[Stored records]
····················
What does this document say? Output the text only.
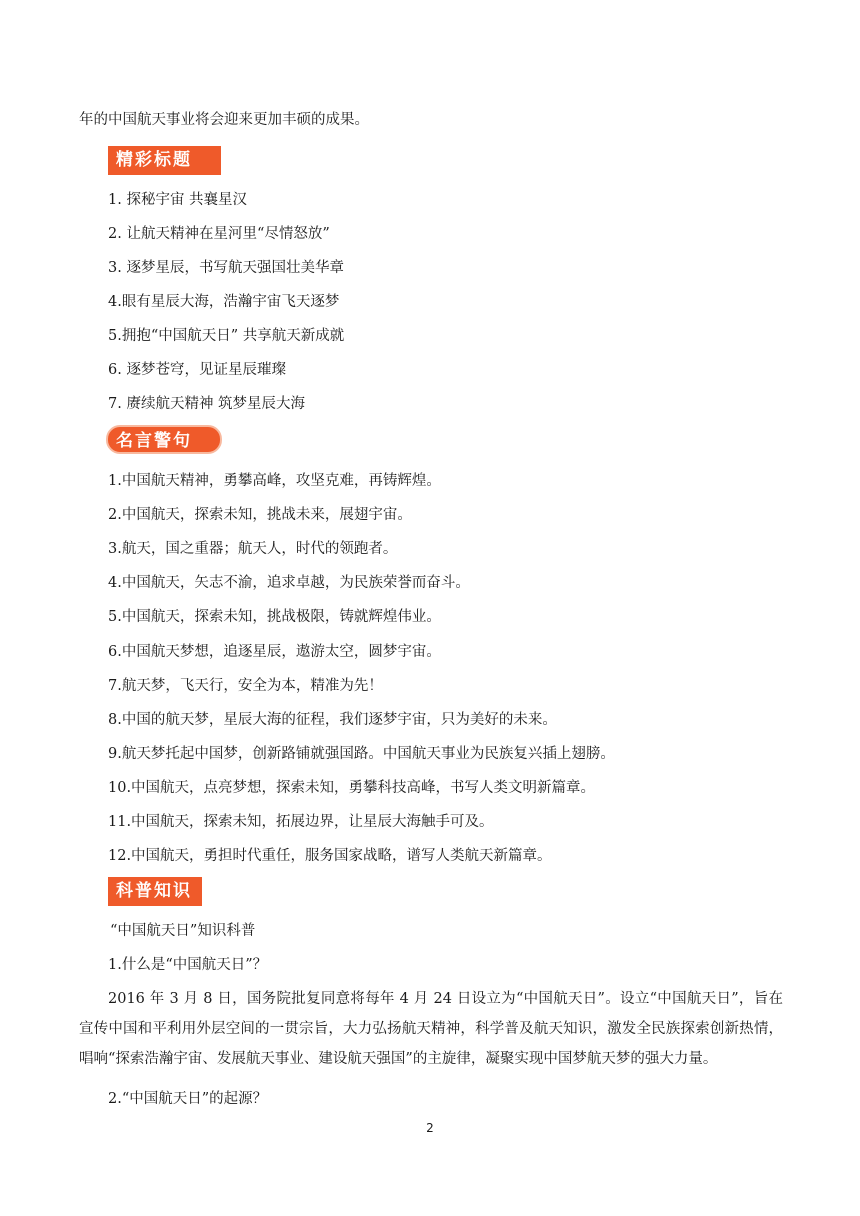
年的中国航天事业将会迎来更加丰硕的成果。
精彩标题
1. 探秘宇宙 共襄星汉
2. 让航天精神在星河里“尽情怒放”
3. 逐梦星辰，书写航天强国壮美华章
4.眼有星辰大海，浩瀚宇宙飞天逐梦
5.拥抱“中国航天日” 共享航天新成就
6. 逐梦苍穹，见证星辰璀璨
7. 赓续航天精神 筑梦星辰大海
名言警句
1.中国航天精神，勇攀高峰，攻坚克难，再铸辉煌。
2.中国航天，探索未知，挑战未来，展翅宇宙。
3.航天，国之重器；航天人，时代的领跑者。
4.中国航天，矢志不渝，追求卓越，为民族荣誉而奋斗。
5.中国航天，探索未知，挑战极限，铸就辉煌伟业。
6.中国航天梦想，追逐星辰，遨游太空，圆梦宇宙。
7.航天梦，飞天行，安全为本，精准为先！
8.中国的航天梦，星辰大海的征程，我们逐梦宇宙，只为美好的未来。
9.航天梦托起中国梦，创新路铺就强国路。中国航天事业为民族复兴插上翅膀。
10.中国航天，点亮梦想，探索未知，勇攀科技高峰，书写人类文明新篇章。
11.中国航天，探索未知，拓展边界，让星辰大海触手可及。
12.中国航天，勇担时代重任，服务国家战略，谱写人类航天新篇章。
科普知识
“中国航天日”知识科普
1.什么是“中国航天日”？
2016 年 3 月 8 日，国务院批复同意将每年 4 月 24 日设立为“中国航天日”。设立“中国航天日”，旨在宣传中国和平利用外层空间的一贯宗旨，大力弘扬航天精神，科学普及航天知识，激发全民族探索创新热情，唱响“探索浩瀚宇宙、发展航天事业、建设航天强国”的主旋律，凝聚实现中国梦航天梦的强大力量。
2.“中国航天日”的起源？
2
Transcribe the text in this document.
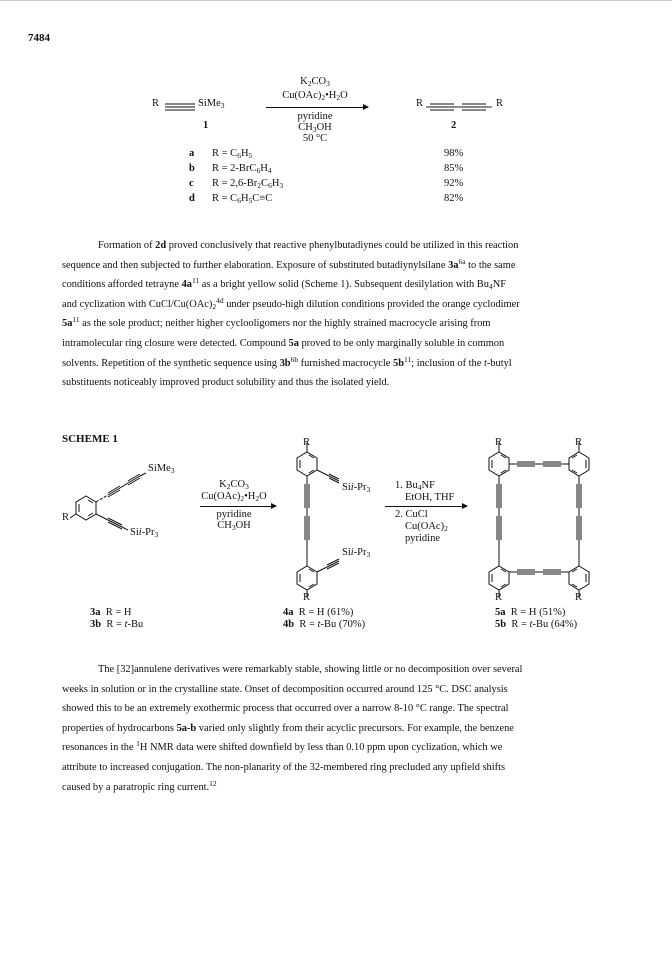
7484
R	SiMe$_3$
$K_2CO_3$
$Cu(OAc)_2•H_2O$
pyridine
$CH_3OH$
50 °C
R	R
1	2
a $R = C_6H_5$	98%
b $R = 2-BrC_6H_4$	85%
c $R = 2,6-Br_2C_6H_3$	92%
d $R = C_6H_5C\equiv C$	82%
Formation of 2d proved conclusively that reactive phenylbutadiynes could be utilized in this reaction
sequence and then subjected to further elaboration. Exposure of substituted butadiynylsilane $3a^{6a}$ to the same
conditions afforded tetrayne $4a^{11}$ as a bright yellow solid (Scheme 1). Subsequent desilylation with $Bu_4NF$
and cyclization with CuCl/$Cu(OAc)_2^{4d}$ under pseudo-high dilution conditions provided the orange cyclodimer
$5a^{11}$ as the sole product; neither higher cyclooligomers nor the highly strained macrocycle arising from
intramolecular ring closure were detected. Compound 5a proved to be only marginally soluble in common
solvents. Repetition of the synthetic sequence using $3b^{6b}$ furnished macrocycle $5b^{11}$; inclusion of the t-butyl
substituents noticeably improved product solubility and thus the isolated yield.
SCHEME 1
SiMe$_3$
R
Sii-$Pr_3$
$K_2CO_3$
$Cu(OAc)_2•H_2O$
pyridine
$CH_3OH$
R
Sii-$Pr_3$
Sii-$Pr_3$
R
1. $Bu_4NF$
EtOH, THF
2. CuCl
$Cu(OAc)_2$
pyridine
R	R
R	R
3a R = H
3b R = t-Bu
4a R = H (61%)
4b R = t-Bu (70%)
5a R = H (51%)
5b R = t-Bu (64%)
The [32]annulene derivatives were remarkably stable, showing little or no decomposition over several
weeks in solution or in the crystalline state. Onset of decomposition occurred around 125 °C. DSC analysis
showed this to be an extremely exothermic process that occurred over a narrow 8-10 °C range. The spectral
properties of hydrocarbons 5a-b varied only slightly from their acyclic precursors. For example, the benzene
resonances in the $^1$H NMR data were shifted downfield by less than 0.10 ppm upon cyclization, which we
attribute to increased conjugation. The non-planarity of the 32-membered ring precluded any upfield shifts
caused by a paratropic ring current.$^{12}$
····················
### PROBLEM REQUIREMENTS
Filter the records for lines holding the string "cyclization". Copy each one.

### ANSWER TO THE TASK
and cyclization with CuCl/$Cu(OAc)_2^{4d}$ under pseudo-high dilution conditions provided the orange cyclodimer
resonances in the $^1$H NMR data were shifted downfield by less than 0.10 ppm upon cyclization, which we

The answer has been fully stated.